'''

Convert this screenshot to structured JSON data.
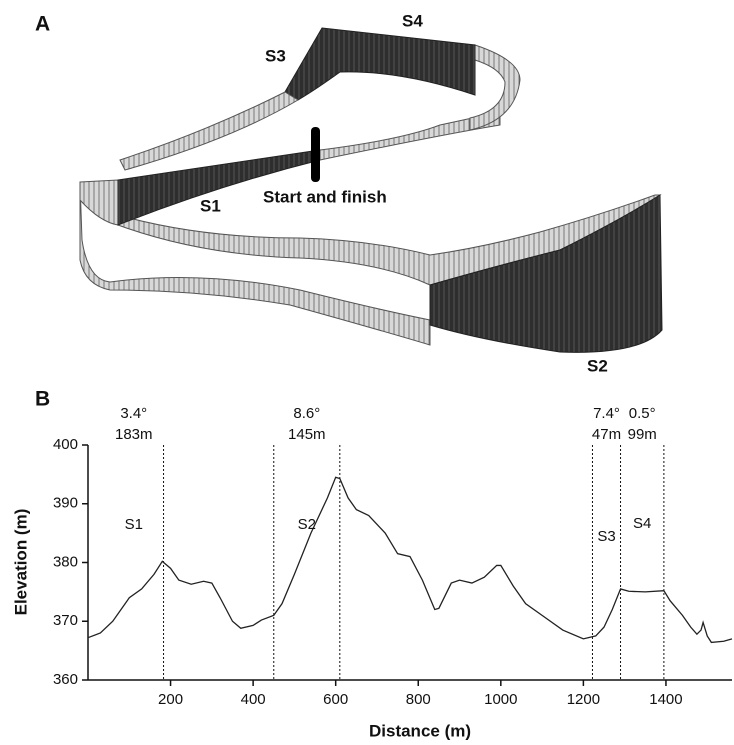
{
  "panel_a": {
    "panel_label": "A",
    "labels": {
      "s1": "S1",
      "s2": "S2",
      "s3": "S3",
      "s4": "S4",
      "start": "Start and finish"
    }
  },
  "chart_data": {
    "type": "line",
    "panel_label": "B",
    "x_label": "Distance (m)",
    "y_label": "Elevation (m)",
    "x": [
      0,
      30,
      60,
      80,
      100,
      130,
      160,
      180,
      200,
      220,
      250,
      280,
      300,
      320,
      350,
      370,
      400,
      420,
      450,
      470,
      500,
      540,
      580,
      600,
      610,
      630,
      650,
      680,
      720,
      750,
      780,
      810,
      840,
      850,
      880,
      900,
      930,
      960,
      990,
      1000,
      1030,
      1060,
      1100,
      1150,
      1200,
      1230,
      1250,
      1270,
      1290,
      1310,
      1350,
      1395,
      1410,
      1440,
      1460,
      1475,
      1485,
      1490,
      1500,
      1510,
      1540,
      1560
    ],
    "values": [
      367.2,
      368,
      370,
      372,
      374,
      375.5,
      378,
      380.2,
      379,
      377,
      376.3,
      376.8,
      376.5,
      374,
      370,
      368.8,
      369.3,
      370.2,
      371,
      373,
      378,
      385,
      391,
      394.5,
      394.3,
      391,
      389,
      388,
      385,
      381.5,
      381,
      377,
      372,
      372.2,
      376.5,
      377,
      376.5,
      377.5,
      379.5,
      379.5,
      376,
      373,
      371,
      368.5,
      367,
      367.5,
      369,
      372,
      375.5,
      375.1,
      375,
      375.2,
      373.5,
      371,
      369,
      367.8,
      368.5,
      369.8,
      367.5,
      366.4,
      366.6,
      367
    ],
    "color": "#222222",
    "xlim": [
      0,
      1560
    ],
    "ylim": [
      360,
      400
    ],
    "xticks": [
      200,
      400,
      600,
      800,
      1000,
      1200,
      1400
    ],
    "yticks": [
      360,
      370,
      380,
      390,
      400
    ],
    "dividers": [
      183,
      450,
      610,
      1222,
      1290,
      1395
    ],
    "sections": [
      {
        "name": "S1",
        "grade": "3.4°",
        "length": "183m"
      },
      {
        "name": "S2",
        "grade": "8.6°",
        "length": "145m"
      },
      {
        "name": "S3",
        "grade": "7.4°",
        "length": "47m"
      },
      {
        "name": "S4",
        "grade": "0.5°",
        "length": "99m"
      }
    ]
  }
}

'''

:: To do ::
Pick out the lines that contain "length" and copy them.

:: Result for this exercise ::
        "length": "183m"
        "length": "145m"
        "length": "47m"
        "length": "99m"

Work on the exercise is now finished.